*Input material*.
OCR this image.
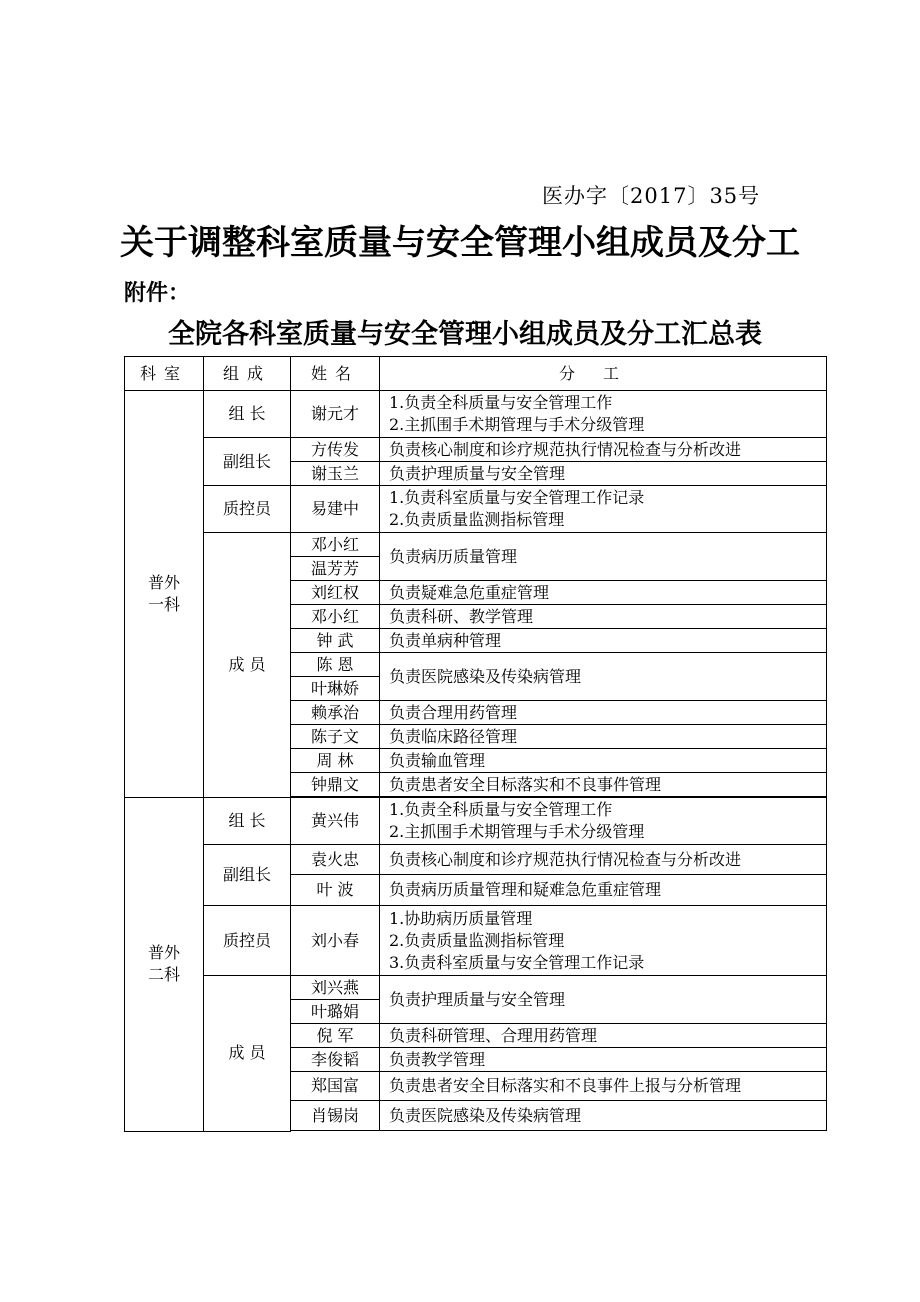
医办字〔2017〕35号
关于调整科室质量与安全管理小组成员及分工
附件：
全院各科室质量与安全管理小组成员及分工汇总表
科室	组成	姓名	分工

普外
一科	组 长	谢元才	1.负责全科质量与安全管理工作
2.主抓围手术期管理与手术分级管理

	副组长	方传发	负责核心制度和诊疗规范执行情况检查与分析改进
		谢玉兰	负责护理质量与安全管理
	质控员	易建中	1.负责科室质量与安全管理工作记录
2.负责质量监测指标管理

	成 员	邓小红	负责病历质量管理
		温芳芳	
		刘红权	负责疑难急危重症管理
		邓小红	负责科研、教学管理
		钟 武	负责单病种管理
		陈 恩	负责医院感染及传染病管理
		叶琳娇	
		赖承治	负责合理用药管理
		陈子文	负责临床路径管理
		周 林	负责输血管理
		钟鼎文	负责患者安全目标落实和不良事件管理

普外
二科	组 长	黄兴伟	1.负责全科质量与安全管理工作
2.主抓围手术期管理与手术分级管理

	副组长	袁火忠	负责核心制度和诊疗规范执行情况检查与分析改进
		叶 波	负责病历质量管理和疑难急危重症管理
	质控员	刘小春	1.协助病历质量管理
2.负责质量监测指标管理
3.负责科室质量与安全管理工作记录

	成 员	刘兴燕	负责护理质量与安全管理
		叶璐娟	
		倪 军	负责科研管理、合理用药管理
		李俊韬	负责教学管理
		郑国富	负责患者安全目标落实和不良事件上报与分析管理
		肖锡岗	负责医院感染及传染病管理
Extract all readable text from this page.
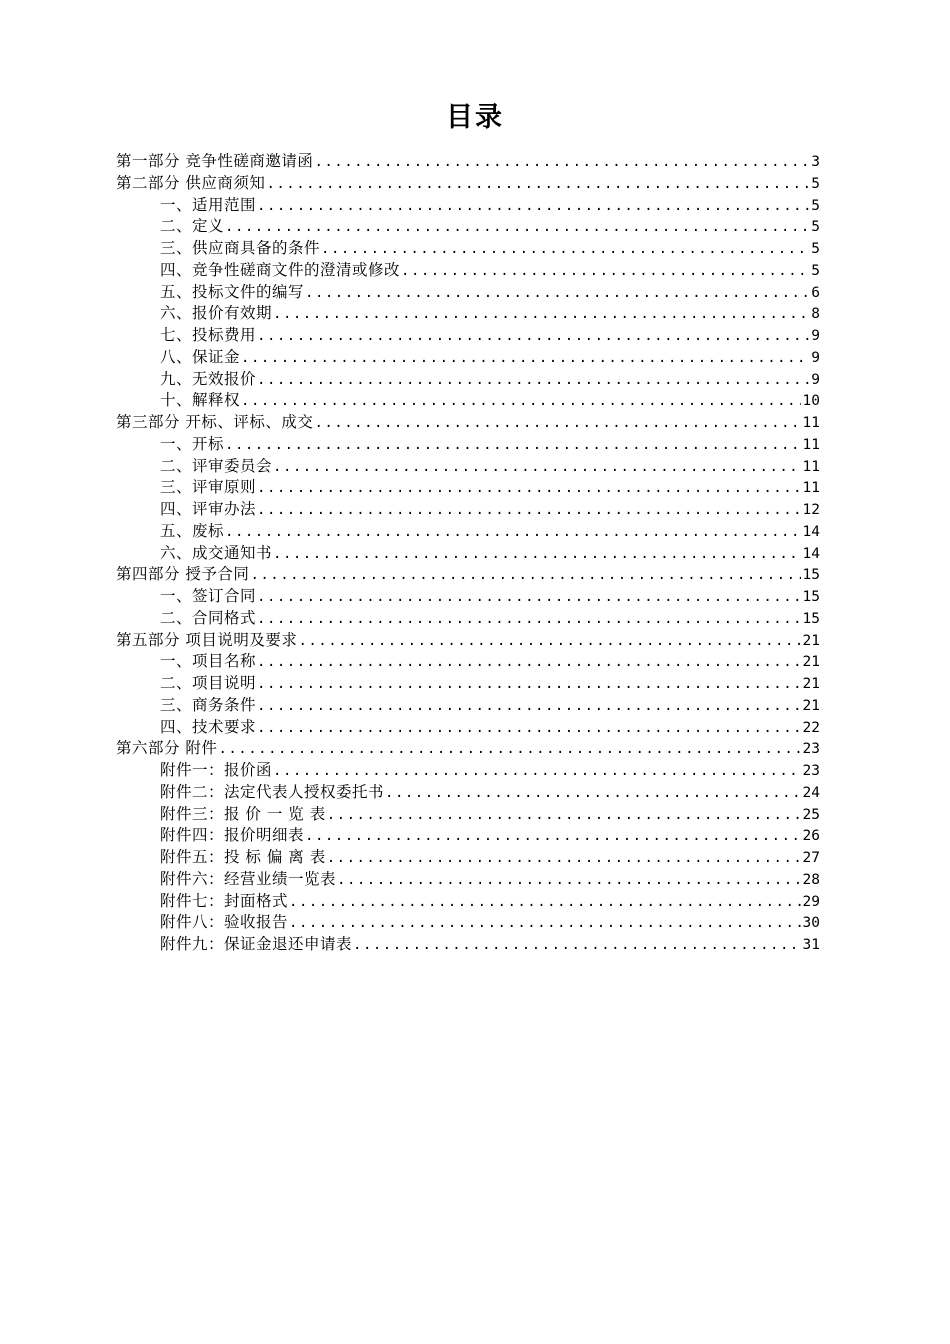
目录
第一部分 竞争性磋商邀请函 .....	3
第二部分 供应商须知 .....	5
一、适用范围 .....	5
二、定义 .....	5
三、供应商具备的条件 .....	5
四、竞争性磋商文件的澄清或修改 .....	5
五、投标文件的编写 .....	6
六、报价有效期 .....	8
七、投标费用 .....	9
八、保证金 .....	9
九、无效报价 .....	9
十、解释权 .....	10
第三部分 开标、评标、成交 .....	11
一、开标 .....	11
二、评审委员会 .....	11
三、评审原则 .....	11
四、评审办法 .....	12
五、废标 .....	14
六、成交通知书 .....	14
第四部分 授予合同 .....	15
一、签订合同 .....	15
二、合同格式 .....	15
第五部分 项目说明及要求 .....	21
一、项目名称 .....	21
二、项目说明 .....	21
三、商务条件 .....	21
四、技术要求 .....	22
第六部分 附件 .....	23
附件一：报价函 .....	23
附件二：法定代表人授权委托书 .....	24
附件三：报 价 一 览 表 .....	25
附件四：报价明细表 .....	26
附件五：投 标 偏 离 表 .....	27
附件六：经营业绩一览表 .....	28
附件七：封面格式 .....	29
附件八：验收报告 .....	30
附件九：保证金退还申请表 .....	31
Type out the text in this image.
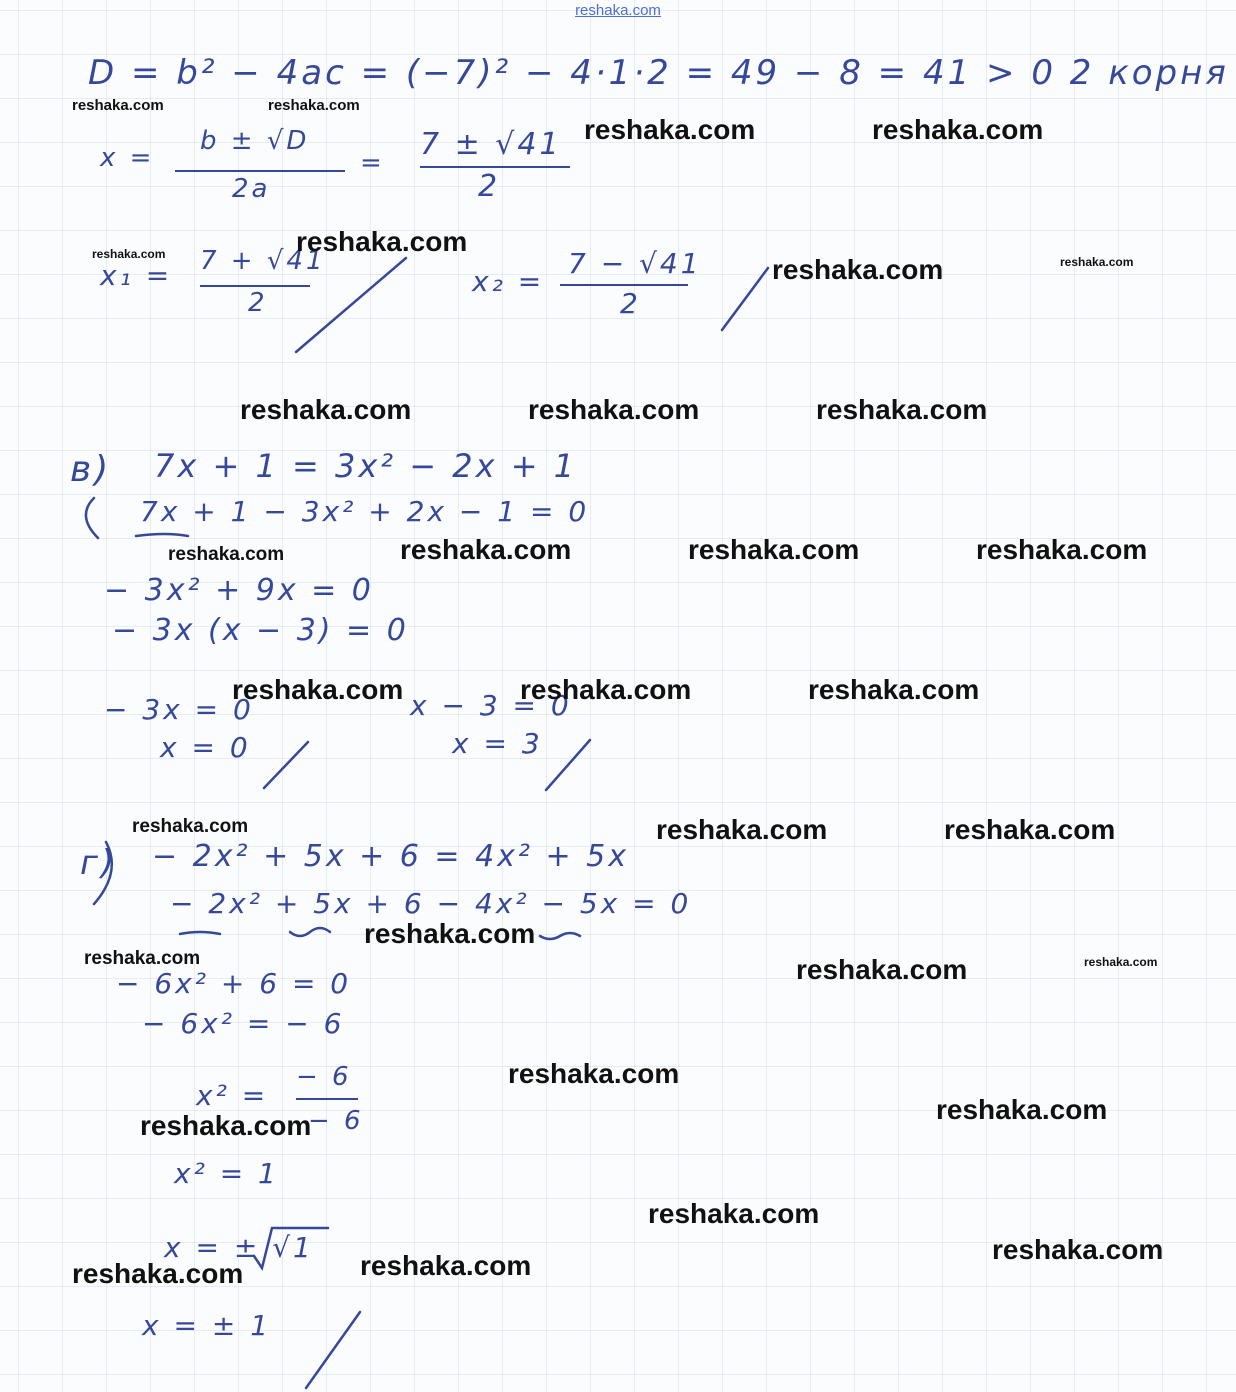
reshaka.com
D = b² − 4ac = (−7)² − 4·1·2 = 49 − 8 = 41 > 0 2 корня
x =
b ± √D
2a
=
7 ± √41
2
x₁ = 7 + √41
2
x₂ =
7 − √41
2
в) 7x + 1 = 3x² − 2x + 1
7x + 1 − 3x² + 2x − 1 = 0
− 3x² + 9x = 0
− 3x (x − 3) = 0
− 3x = 0	x − 3 = 0
x = 0	x = 3
г) − 2x² + 5x + 6 = 4x² + 5x
− 2x² + 5x + 6 − 4x² − 5x = 0
− 6x² + 6 = 0
− 6x² = − 6
x² =
− 6
− 6
x² = 1
x = ± √1
x = ± 1
reshaka.com	reshaka.com
reshaka.com	reshaka.com
reshaka.com	reshaka.com
reshaka.com	reshaka.com
reshaka.com	reshaka.com	reshaka.com
reshaka.com	reshaka.com	reshaka.com	reshaka.com
reshaka.com	reshaka.com	reshaka.com
reshaka.com	reshaka.com	reshaka.com
reshaka.com
reshaka.com	reshaka.com	reshaka.com
reshaka.com
reshaka.com
reshaka.com
reshaka.com
reshaka.com
reshaka.com
reshaka.com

*What is needed*. In the listing, find each line with the string "负责科室质量与安全管理工作记录" and copy it.

*Task result*.
	质控员	易建中	1.负责科室质量与安全管理工作记录
3.负责科室质量与安全管理工作记录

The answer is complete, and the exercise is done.